• EXERCISE: Your task is to copy each line that has the word "xlabel".

Start DATA ENTRIES

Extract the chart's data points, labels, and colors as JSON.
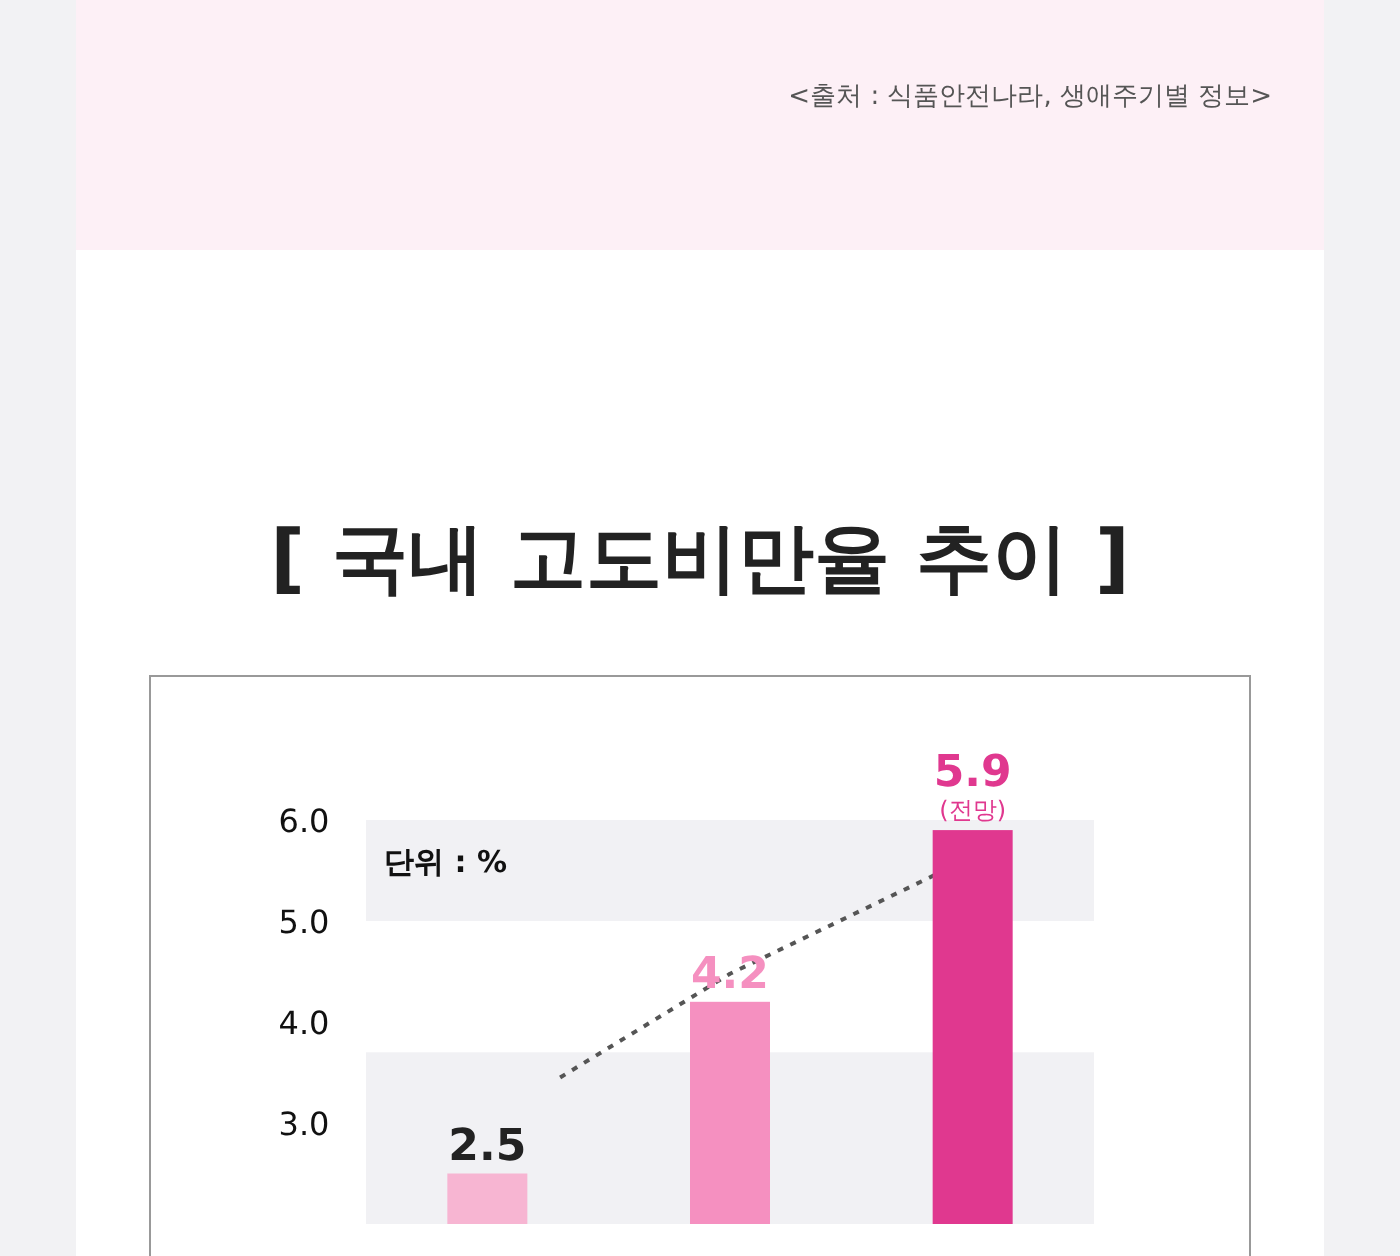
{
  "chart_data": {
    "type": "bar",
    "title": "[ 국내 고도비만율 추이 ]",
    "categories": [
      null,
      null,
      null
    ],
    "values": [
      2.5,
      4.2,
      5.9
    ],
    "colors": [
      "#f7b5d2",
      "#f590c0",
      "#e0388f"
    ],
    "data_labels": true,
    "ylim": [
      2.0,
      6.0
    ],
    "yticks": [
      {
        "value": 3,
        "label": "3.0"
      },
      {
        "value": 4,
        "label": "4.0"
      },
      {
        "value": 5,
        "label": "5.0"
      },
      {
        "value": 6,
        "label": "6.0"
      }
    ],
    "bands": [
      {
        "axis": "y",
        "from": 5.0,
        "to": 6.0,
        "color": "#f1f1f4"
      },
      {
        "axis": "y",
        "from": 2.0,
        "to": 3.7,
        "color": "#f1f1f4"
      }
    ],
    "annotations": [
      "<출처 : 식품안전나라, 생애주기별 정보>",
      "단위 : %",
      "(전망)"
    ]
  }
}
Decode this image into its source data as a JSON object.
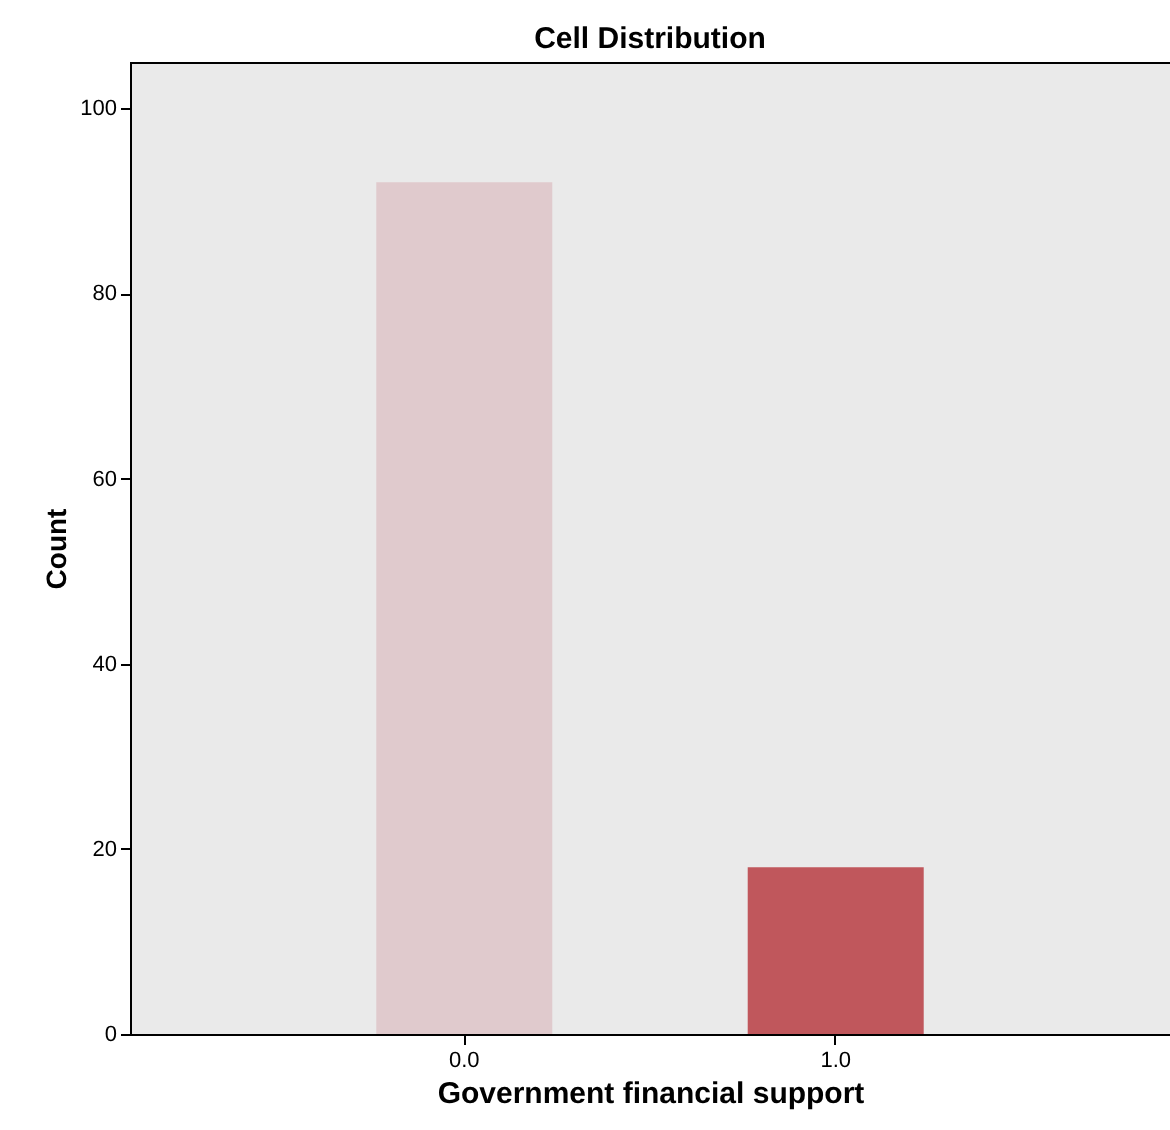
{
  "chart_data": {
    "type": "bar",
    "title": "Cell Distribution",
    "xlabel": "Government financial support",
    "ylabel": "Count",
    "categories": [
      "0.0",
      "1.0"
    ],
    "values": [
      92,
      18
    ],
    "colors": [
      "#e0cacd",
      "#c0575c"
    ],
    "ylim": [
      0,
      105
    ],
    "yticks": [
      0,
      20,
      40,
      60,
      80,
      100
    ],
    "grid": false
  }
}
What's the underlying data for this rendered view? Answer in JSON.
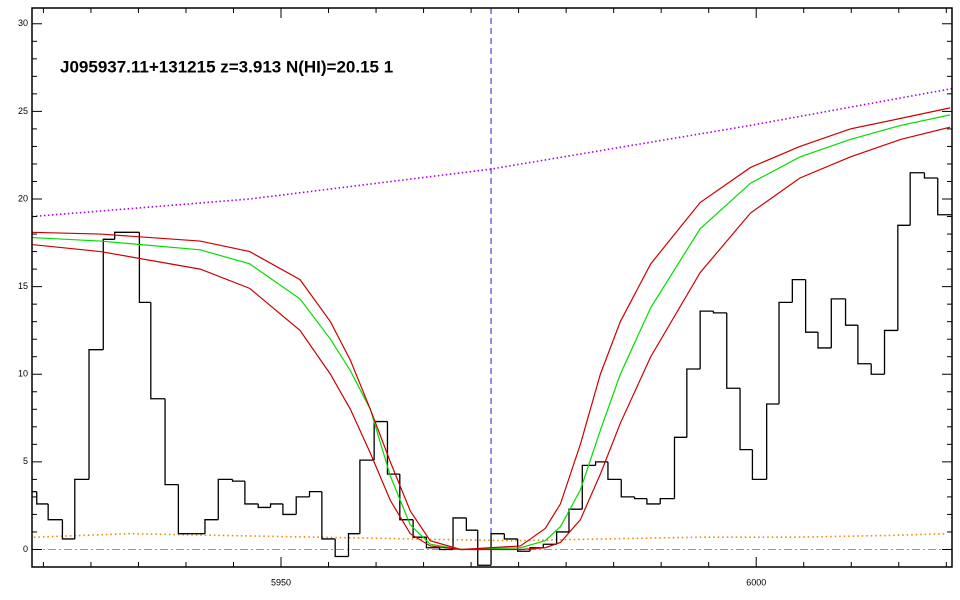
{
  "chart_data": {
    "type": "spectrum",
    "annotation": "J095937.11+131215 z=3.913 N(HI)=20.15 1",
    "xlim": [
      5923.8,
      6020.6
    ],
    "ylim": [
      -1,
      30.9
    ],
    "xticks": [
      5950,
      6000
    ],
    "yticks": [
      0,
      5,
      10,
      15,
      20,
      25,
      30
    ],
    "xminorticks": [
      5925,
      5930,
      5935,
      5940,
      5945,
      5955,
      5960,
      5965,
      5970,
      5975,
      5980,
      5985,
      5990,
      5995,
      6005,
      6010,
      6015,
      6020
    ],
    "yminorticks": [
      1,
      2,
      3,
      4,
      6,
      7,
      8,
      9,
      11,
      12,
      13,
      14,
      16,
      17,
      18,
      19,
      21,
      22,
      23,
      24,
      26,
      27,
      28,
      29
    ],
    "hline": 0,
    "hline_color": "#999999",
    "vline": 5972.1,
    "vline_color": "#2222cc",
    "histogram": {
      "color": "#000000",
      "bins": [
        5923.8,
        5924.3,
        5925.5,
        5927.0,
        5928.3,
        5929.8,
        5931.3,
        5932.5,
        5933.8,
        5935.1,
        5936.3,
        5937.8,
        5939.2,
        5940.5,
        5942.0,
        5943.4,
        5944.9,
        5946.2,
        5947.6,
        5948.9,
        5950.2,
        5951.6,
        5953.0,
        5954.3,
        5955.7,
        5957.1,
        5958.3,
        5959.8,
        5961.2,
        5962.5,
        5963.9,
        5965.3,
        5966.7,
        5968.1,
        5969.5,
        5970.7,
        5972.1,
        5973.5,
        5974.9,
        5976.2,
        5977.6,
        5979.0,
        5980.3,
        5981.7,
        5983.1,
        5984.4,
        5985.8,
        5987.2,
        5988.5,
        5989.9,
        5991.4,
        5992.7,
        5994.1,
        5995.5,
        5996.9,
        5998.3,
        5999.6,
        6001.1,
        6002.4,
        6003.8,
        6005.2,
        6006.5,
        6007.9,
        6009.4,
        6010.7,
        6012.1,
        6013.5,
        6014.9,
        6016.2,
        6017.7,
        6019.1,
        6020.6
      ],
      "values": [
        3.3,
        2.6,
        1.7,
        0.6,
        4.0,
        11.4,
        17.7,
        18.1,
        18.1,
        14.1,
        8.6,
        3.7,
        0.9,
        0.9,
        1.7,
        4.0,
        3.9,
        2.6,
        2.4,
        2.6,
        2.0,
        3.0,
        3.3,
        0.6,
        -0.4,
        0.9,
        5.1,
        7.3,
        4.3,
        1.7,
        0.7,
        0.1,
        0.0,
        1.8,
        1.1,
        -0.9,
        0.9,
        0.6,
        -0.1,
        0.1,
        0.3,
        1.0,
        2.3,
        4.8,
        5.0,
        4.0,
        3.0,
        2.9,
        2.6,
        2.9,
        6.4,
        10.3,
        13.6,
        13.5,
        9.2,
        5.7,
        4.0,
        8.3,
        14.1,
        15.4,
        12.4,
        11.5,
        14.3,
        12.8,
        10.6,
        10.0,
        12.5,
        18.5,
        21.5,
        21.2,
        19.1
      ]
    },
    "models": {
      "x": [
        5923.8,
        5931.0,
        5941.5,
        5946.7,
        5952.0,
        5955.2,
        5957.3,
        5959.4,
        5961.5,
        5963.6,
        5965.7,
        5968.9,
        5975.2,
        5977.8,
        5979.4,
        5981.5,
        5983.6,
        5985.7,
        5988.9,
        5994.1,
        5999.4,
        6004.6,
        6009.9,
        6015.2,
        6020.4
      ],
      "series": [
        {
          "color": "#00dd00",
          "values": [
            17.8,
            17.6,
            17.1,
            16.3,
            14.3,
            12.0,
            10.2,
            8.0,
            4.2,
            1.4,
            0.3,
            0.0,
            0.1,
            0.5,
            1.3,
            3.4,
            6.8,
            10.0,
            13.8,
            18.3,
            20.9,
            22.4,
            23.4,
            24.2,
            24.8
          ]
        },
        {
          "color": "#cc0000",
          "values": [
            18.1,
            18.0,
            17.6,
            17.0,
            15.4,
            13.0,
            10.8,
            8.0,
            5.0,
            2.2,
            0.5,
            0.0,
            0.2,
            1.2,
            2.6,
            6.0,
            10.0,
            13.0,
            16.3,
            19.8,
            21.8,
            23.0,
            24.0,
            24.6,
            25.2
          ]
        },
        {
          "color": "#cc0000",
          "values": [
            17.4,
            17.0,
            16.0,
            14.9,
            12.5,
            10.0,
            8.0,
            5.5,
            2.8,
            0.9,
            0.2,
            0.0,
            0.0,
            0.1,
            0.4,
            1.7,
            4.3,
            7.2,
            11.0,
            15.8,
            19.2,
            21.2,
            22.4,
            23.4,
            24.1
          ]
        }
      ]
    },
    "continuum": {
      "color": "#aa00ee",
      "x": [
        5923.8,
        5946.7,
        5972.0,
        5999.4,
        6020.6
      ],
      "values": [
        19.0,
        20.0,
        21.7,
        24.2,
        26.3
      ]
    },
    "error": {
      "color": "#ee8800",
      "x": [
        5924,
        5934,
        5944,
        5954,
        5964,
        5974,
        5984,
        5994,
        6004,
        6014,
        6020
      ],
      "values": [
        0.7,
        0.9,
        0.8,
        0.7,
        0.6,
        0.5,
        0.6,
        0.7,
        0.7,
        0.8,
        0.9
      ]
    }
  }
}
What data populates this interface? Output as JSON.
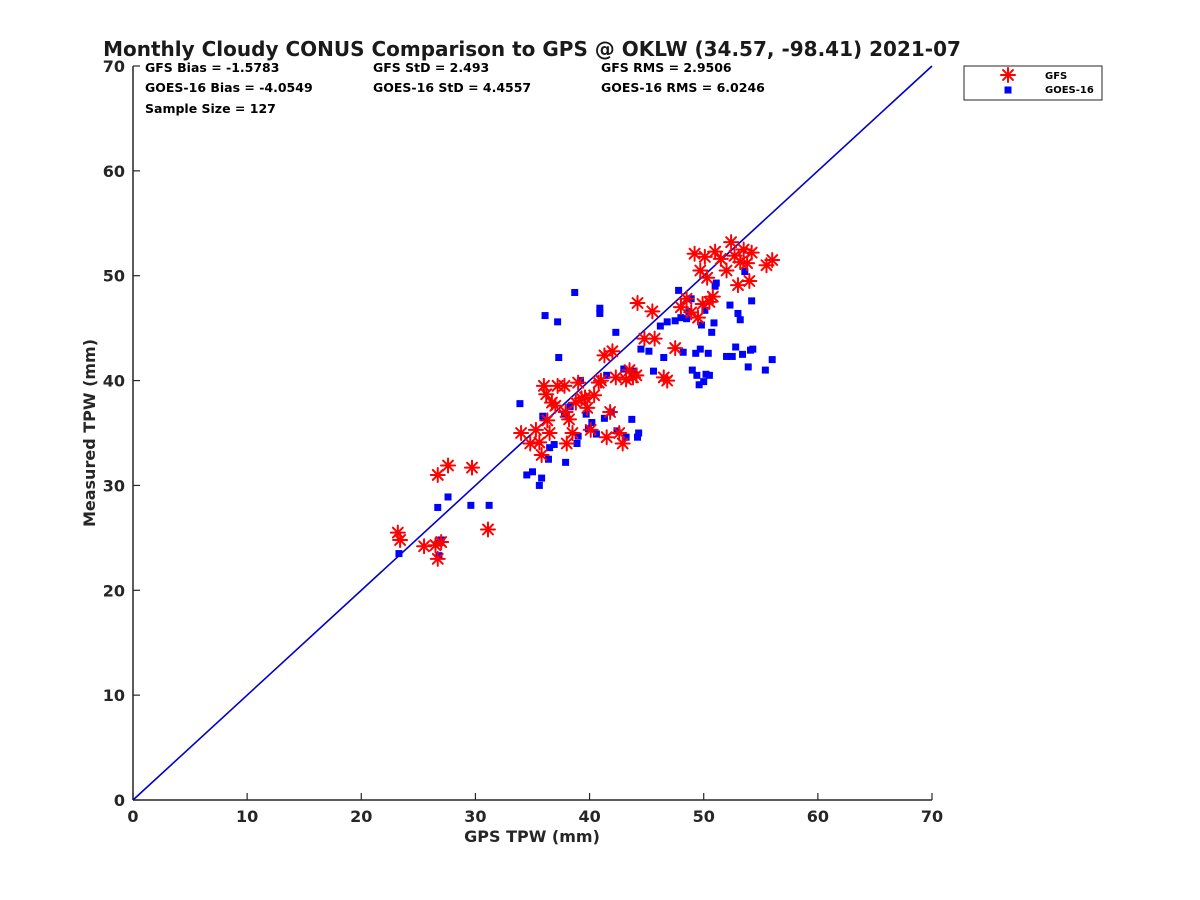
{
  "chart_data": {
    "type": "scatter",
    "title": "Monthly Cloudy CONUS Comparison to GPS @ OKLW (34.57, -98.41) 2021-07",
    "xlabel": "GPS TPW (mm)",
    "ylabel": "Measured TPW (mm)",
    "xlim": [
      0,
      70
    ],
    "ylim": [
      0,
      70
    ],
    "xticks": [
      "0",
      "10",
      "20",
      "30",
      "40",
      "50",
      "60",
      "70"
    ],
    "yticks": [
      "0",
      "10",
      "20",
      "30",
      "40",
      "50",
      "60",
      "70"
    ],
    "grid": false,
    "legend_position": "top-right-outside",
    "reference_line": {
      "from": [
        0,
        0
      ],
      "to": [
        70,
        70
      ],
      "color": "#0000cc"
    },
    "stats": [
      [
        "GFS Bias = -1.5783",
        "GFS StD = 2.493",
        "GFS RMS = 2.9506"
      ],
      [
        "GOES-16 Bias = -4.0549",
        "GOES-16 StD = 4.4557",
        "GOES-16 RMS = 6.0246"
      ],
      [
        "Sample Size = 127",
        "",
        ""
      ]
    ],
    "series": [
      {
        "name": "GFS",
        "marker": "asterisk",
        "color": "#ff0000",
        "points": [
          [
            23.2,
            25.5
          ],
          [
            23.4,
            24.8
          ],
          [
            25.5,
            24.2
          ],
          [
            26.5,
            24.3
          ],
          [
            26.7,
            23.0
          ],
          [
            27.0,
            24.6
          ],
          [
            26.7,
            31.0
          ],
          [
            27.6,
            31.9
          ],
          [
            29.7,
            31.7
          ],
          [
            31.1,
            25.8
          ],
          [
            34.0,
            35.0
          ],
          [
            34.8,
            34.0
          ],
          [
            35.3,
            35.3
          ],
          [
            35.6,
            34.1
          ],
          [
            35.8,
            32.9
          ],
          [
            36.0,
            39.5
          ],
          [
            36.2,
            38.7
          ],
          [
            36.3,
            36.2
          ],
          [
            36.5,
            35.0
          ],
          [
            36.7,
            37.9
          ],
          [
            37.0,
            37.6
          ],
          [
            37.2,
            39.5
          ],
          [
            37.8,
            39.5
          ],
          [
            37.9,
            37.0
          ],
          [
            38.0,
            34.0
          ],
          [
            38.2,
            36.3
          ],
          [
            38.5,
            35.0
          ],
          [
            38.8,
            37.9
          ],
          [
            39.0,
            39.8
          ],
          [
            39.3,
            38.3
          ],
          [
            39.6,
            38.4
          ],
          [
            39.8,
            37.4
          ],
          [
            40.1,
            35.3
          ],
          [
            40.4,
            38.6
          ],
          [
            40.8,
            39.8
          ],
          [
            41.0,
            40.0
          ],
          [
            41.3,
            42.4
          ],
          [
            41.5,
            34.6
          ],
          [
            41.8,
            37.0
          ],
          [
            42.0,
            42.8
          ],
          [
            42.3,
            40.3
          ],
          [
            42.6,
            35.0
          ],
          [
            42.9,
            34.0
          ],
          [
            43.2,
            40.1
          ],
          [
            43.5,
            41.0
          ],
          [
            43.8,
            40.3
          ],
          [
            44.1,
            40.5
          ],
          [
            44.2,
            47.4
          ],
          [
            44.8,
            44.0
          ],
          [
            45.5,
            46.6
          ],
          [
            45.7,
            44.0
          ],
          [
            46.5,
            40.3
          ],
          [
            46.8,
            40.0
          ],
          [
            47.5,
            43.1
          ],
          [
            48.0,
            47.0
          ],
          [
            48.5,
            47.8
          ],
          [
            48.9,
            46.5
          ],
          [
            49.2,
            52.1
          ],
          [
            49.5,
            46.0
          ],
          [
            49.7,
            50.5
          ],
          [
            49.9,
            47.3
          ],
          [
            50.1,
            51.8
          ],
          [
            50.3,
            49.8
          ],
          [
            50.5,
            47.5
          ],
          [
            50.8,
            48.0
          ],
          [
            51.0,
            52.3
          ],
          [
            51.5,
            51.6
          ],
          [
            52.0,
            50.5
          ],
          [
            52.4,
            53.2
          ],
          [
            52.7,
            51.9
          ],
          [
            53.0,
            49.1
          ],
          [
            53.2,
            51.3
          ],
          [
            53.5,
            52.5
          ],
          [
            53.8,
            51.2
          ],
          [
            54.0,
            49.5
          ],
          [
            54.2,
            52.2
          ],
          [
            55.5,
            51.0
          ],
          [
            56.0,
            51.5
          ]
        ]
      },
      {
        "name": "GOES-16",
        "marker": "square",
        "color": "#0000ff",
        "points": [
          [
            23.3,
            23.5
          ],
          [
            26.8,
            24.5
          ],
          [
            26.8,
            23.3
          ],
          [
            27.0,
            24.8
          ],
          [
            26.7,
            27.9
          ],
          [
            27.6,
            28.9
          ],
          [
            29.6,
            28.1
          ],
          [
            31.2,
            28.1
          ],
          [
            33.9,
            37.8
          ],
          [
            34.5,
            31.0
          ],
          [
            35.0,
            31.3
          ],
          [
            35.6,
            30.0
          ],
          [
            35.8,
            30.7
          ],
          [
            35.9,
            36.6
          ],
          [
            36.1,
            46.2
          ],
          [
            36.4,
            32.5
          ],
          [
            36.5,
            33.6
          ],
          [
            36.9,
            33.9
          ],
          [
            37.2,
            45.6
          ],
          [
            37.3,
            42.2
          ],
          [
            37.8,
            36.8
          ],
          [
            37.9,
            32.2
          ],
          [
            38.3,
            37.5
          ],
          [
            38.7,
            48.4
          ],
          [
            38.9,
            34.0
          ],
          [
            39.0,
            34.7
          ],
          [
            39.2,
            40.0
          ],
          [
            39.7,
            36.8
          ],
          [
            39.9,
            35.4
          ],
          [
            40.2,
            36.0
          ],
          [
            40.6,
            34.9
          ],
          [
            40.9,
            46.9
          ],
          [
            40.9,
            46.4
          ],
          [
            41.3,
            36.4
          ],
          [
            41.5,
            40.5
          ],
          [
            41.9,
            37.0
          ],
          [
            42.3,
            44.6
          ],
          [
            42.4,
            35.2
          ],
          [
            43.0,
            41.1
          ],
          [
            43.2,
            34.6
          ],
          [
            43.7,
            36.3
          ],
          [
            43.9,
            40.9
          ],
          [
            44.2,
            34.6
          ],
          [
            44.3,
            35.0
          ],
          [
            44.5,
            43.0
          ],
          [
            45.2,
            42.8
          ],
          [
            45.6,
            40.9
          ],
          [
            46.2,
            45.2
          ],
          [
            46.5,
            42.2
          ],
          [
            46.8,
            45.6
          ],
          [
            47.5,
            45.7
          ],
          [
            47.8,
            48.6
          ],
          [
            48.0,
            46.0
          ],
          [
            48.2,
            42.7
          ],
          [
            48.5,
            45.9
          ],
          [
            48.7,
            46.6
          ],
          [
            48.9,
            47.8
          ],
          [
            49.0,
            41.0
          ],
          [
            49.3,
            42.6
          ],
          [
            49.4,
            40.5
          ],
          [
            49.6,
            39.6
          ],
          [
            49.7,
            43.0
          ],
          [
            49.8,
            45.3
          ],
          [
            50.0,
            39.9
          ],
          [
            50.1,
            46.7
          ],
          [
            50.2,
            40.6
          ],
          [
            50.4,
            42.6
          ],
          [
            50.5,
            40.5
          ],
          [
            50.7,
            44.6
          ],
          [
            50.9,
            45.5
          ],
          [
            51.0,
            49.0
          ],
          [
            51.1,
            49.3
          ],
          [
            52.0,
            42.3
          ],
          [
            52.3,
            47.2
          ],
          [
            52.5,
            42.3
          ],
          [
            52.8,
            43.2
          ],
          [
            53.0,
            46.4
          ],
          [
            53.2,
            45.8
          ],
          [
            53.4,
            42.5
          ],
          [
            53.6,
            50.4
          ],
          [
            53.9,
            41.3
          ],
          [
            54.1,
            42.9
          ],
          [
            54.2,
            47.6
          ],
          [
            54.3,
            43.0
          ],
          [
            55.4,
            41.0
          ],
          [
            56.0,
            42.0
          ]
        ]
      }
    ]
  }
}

End DATA ENTRIES

• RESPONSE TO THIS EXERCISE:
    "xlabel": "Government financial support",
    "xlabel": "GPS TPW (mm)",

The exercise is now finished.